**Problem description**
Filter the listing and keep only the lines with the word "tests".

====== Material for the task ======

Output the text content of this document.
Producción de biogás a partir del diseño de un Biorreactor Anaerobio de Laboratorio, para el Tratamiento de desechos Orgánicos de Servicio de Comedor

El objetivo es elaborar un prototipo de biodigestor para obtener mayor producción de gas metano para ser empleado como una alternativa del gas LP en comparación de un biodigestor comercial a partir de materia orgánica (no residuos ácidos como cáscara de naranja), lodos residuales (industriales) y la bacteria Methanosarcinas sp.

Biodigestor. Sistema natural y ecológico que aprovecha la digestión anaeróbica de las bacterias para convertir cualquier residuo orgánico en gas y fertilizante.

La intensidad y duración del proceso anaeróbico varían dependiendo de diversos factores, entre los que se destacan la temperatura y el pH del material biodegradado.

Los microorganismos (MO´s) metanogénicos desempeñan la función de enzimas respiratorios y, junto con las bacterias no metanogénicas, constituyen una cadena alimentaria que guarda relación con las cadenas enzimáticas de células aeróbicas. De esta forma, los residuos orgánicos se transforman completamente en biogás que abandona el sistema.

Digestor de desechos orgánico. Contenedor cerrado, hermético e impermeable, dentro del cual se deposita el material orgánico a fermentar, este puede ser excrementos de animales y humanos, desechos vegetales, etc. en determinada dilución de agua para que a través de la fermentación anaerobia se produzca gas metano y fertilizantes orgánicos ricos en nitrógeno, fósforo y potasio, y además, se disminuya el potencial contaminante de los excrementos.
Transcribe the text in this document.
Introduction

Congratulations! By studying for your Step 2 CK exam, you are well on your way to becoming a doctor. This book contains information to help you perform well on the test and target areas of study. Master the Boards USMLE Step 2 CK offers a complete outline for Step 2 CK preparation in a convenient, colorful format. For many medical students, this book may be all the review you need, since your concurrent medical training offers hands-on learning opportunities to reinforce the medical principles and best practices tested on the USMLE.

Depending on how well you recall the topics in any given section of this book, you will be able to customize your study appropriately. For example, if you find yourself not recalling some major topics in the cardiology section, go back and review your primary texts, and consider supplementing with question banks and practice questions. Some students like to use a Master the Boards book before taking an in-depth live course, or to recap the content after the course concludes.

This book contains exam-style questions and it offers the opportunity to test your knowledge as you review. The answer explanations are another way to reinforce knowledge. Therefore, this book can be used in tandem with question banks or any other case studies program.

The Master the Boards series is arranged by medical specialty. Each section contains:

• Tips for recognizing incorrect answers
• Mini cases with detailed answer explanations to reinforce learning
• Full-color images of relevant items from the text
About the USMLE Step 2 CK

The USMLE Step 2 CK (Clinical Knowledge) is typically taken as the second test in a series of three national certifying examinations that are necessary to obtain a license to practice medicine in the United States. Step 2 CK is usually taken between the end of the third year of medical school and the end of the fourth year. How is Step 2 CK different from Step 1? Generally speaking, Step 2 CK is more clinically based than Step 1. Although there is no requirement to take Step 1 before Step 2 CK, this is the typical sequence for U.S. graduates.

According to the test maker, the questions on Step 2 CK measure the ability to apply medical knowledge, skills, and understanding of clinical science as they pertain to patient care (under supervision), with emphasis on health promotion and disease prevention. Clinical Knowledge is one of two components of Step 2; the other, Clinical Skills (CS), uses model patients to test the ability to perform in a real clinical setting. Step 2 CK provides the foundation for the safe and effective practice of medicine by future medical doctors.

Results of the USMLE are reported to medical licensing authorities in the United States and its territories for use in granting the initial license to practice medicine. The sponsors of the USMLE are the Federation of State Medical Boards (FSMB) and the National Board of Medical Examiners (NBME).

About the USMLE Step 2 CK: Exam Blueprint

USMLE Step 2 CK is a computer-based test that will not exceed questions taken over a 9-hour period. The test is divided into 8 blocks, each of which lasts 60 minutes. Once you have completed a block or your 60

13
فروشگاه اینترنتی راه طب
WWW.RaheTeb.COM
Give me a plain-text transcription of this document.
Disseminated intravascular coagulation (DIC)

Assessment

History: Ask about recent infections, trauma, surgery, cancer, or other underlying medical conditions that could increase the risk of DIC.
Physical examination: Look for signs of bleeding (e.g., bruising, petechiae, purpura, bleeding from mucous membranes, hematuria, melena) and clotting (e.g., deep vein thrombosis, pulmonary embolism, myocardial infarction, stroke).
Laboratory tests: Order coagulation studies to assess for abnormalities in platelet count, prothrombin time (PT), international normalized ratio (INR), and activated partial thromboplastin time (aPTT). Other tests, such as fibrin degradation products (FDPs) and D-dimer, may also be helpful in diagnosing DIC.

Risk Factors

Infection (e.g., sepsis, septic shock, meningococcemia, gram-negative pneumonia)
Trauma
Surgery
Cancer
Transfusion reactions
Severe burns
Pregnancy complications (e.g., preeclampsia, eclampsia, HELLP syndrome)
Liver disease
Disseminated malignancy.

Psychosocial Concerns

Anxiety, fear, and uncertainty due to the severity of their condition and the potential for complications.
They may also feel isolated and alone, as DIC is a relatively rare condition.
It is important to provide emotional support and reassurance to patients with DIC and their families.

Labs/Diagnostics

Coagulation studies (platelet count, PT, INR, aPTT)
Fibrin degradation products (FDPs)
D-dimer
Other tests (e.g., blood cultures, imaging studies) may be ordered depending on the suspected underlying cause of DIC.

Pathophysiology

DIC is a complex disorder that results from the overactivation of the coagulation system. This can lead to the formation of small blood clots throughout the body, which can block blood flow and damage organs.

======

**Solution to this exercise**
Laboratory tests: Order coagulation studies to assess for abnormalities in platelet count, prothrombin time (PT), international normalized ratio (INR), and activated partial thromboplastin time (aPTT). Other tests, such as fibrin degradation products (FDPs) and D-dimer, may also be helpful in diagnosing DIC.
Other tests (e.g., blood cultures, imaging studies) may be ordered depending on the suspected underlying cause of DIC.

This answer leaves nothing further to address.